(Excerpts from a figure dataset)
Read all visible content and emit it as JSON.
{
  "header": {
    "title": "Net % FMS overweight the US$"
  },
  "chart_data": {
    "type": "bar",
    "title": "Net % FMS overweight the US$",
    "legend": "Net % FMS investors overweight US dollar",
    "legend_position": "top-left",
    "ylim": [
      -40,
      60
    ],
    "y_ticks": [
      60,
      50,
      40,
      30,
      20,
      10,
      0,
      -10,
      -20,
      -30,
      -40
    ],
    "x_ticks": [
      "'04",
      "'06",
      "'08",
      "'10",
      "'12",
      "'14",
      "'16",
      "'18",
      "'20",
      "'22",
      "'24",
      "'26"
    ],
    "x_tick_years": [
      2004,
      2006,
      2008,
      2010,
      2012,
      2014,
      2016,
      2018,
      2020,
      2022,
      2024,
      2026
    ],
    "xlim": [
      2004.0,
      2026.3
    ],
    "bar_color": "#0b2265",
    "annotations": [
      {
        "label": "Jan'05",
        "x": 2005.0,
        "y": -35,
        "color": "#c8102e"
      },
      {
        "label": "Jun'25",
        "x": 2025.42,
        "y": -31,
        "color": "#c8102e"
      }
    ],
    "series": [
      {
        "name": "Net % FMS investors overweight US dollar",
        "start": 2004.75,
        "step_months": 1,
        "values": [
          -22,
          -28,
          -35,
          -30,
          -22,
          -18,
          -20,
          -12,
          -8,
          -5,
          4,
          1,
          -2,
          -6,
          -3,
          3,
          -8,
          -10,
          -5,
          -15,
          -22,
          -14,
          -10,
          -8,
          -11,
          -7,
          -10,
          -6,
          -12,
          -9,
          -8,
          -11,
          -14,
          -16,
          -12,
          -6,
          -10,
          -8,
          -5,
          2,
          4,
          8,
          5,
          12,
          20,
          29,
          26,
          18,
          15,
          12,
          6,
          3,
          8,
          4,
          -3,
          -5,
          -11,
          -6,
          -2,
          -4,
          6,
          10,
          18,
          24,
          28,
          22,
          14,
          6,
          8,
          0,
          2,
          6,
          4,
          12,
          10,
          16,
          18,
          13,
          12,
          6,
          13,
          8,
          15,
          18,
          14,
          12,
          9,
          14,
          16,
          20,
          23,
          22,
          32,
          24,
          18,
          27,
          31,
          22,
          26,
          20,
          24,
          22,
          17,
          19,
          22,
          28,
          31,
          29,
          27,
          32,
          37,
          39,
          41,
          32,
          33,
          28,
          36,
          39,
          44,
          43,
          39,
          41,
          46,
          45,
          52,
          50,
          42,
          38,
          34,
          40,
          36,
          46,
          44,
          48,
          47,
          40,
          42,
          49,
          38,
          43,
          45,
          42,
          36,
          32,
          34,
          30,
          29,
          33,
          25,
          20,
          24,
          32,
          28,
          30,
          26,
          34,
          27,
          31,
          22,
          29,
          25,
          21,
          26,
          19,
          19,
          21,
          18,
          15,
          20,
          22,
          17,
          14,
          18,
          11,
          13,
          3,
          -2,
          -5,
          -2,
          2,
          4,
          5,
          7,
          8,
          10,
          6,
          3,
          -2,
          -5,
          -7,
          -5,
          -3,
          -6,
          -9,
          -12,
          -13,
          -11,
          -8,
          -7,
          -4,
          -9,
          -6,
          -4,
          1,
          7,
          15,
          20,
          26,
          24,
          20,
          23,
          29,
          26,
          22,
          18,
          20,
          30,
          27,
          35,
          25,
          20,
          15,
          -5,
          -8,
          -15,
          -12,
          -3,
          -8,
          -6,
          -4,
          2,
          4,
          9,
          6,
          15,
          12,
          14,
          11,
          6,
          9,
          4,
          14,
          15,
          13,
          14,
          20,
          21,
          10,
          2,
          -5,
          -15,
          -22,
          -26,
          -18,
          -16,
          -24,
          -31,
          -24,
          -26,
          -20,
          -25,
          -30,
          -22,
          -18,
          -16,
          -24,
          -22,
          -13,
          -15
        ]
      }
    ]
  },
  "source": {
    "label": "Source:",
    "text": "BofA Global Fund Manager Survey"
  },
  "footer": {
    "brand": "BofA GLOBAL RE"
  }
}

- [WHAT IS REQUIRED]: The records above must be output exactly, in full.

- [CORRECT RESPONSE]:
Read all visible content and emit it as JSON.
{
  "header": {
    "title": "Net % FMS overweight the US$"
  },
  "chart_data": {
    "type": "bar",
    "title": "Net % FMS overweight the US$",
    "legend": "Net % FMS investors overweight US dollar",
    "legend_position": "top-left",
    "ylim": [
      -40,
      60
    ],
    "y_ticks": [
      60,
      50,
      40,
      30,
      20,
      10,
      0,
      -10,
      -20,
      -30,
      -40
    ],
    "x_ticks": [
      "'04",
      "'06",
      "'08",
      "'10",
      "'12",
      "'14",
      "'16",
      "'18",
      "'20",
      "'22",
      "'24",
      "'26"
    ],
    "x_tick_years": [
      2004,
      2006,
      2008,
      2010,
      2012,
      2014,
      2016,
      2018,
      2020,
      2022,
      2024,
      2026
    ],
    "xlim": [
      2004.0,
      2026.3
    ],
    "bar_color": "#0b2265",
    "annotations": [
      {
        "label": "Jan'05",
        "x": 2005.0,
        "y": -35,
        "color": "#c8102e"
      },
      {
        "label": "Jun'25",
        "x": 2025.42,
        "y": -31,
        "color": "#c8102e"
      }
    ],
    "series": [
      {
        "name": "Net % FMS investors overweight US dollar",
        "start": 2004.75,
        "step_months": 1,
        "values": [
          -22,
          -28,
          -35,
          -30,
          -22,
          -18,
          -20,
          -12,
          -8,
          -5,
          4,
          1,
          -2,
          -6,
          -3,
          3,
          -8,
          -10,
          -5,
          -15,
          -22,
          -14,
          -10,
          -8,
          -11,
          -7,
          -10,
          -6,
          -12,
          -9,
          -8,
          -11,
          -14,
          -16,
          -12,
          -6,
          -10,
          -8,
          -5,
          2,
          4,
          8,
          5,
          12,
          20,
          29,
          26,
          18,
          15,
          12,
          6,
          3,
          8,
          4,
          -3,
          -5,
          -11,
          -6,
          -2,
          -4,
          6,
          10,
          18,
          24,
          28,
          22,
          14,
          6,
          8,
          0,
          2,
          6,
          4,
          12,
          10,
          16,
          18,
          13,
          12,
          6,
          13,
          8,
          15,
          18,
          14,
          12,
          9,
          14,
          16,
          20,
          23,
          22,
          32,
          24,
          18,
          27,
          31,
          22,
          26,
          20,
          24,
          22,
          17,
          19,
          22,
          28,
          31,
          29,
          27,
          32,
          37,
          39,
          41,
          32,
          33,
          28,
          36,
          39,
          44,
          43,
          39,
          41,
          46,
          45,
          52,
          50,
          42,
          38,
          34,
          40,
          36,
          46,
          44,
          48,
          47,
          40,
          42,
          49,
          38,
          43,
          45,
          42,
          36,
          32,
          34,
          30,
          29,
          33,
          25,
          20,
          24,
          32,
          28,
          30,
          26,
          34,
          27,
          31,
          22,
          29,
          25,
          21,
          26,
          19,
          19,
          21,
          18,
          15,
          20,
          22,
          17,
          14,
          18,
          11,
          13,
          3,
          -2,
          -5,
          -2,
          2,
          4,
          5,
          7,
          8,
          10,
          6,
          3,
          -2,
          -5,
          -7,
          -5,
          -3,
          -6,
          -9,
          -12,
          -13,
          -11,
          -8,
          -7,
          -4,
          -9,
          -6,
          -4,
          1,
          7,
          15,
          20,
          26,
          24,
          20,
          23,
          29,
          26,
          22,
          18,
          20,
          30,
          27,
          35,
          25,
          20,
          15,
          -5,
          -8,
          -15,
          -12,
          -3,
          -8,
          -6,
          -4,
          2,
          4,
          9,
          6,
          15,
          12,
          14,
          11,
          6,
          9,
          4,
          14,
          15,
          13,
          14,
          20,
          21,
          10,
          2,
          -5,
          -15,
          -22,
          -26,
          -18,
          -16,
          -24,
          -31,
          -24,
          -26,
          -20,
          -25,
          -30,
          -22,
          -18,
          -16,
          -24,
          -22,
          -13,
          -15
        ]
      }
    ]
  },
  "source": {
    "label": "Source:",
    "text": "BofA Global Fund Manager Survey"
  },
  "footer": {
    "brand": "BofA GLOBAL RE"
  }
}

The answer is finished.